Objective: Copy each line of the data below exactly, leaving out pictures.

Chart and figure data

.....

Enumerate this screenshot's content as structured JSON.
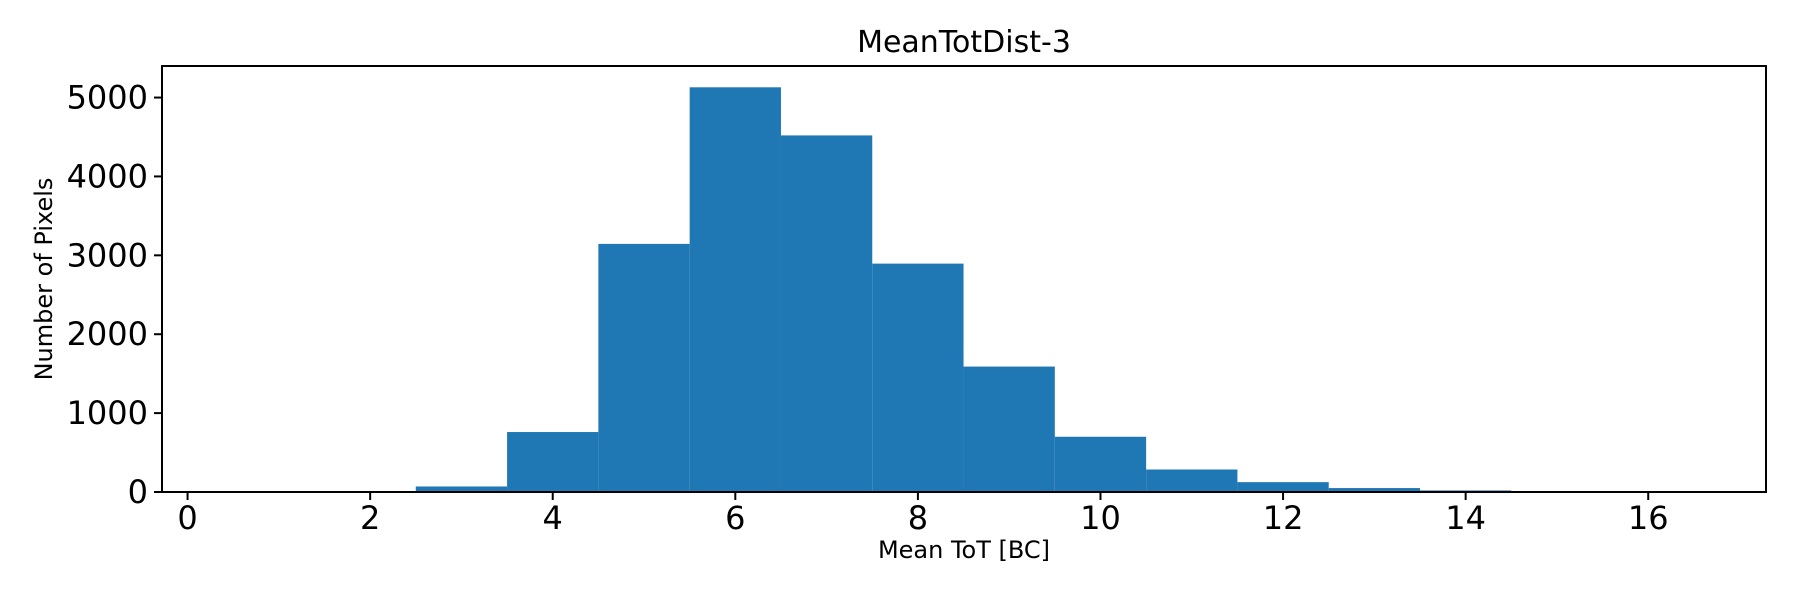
{
  "chart_data": {
    "type": "bar",
    "subtype": "histogram",
    "title": "MeanTotDist-3",
    "xlabel": "Mean ToT [BC]",
    "ylabel": "Number of Pixels",
    "bin_edges": [
      2.5,
      3.5,
      4.5,
      5.5,
      6.5,
      7.5,
      8.5,
      9.5,
      10.5,
      11.5,
      12.5,
      13.5,
      14.5,
      15.5
    ],
    "counts": [
      70,
      760,
      3145,
      5130,
      4520,
      2895,
      1590,
      700,
      285,
      125,
      50,
      20,
      8
    ],
    "xticks": [
      0,
      2,
      4,
      6,
      8,
      10,
      12,
      14,
      16
    ],
    "yticks": [
      0,
      1000,
      2000,
      3000,
      4000,
      5000
    ],
    "xlim": [
      -0.28,
      17.29
    ],
    "ylim": [
      0,
      5400
    ],
    "bar_color": "#1f77b4",
    "axis_color": "#000000",
    "background_color": "#ffffff",
    "grid": false,
    "legend": null
  }
}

.....

Exercise output:
Enumerate this screenshot's content as structured JSON.
{
  "chart_data": {
    "type": "bar",
    "subtype": "histogram",
    "title": "MeanTotDist-3",
    "xlabel": "Mean ToT [BC]",
    "ylabel": "Number of Pixels",
    "bin_edges": [
      2.5,
      3.5,
      4.5,
      5.5,
      6.5,
      7.5,
      8.5,
      9.5,
      10.5,
      11.5,
      12.5,
      13.5,
      14.5,
      15.5
    ],
    "counts": [
      70,
      760,
      3145,
      5130,
      4520,
      2895,
      1590,
      700,
      285,
      125,
      50,
      20,
      8
    ],
    "xticks": [
      0,
      2,
      4,
      6,
      8,
      10,
      12,
      14,
      16
    ],
    "yticks": [
      0,
      1000,
      2000,
      3000,
      4000,
      5000
    ],
    "xlim": [
      -0.28,
      17.29
    ],
    "ylim": [
      0,
      5400
    ],
    "bar_color": "#1f77b4",
    "axis_color": "#000000",
    "background_color": "#ffffff",
    "grid": false,
    "legend": null
  }
}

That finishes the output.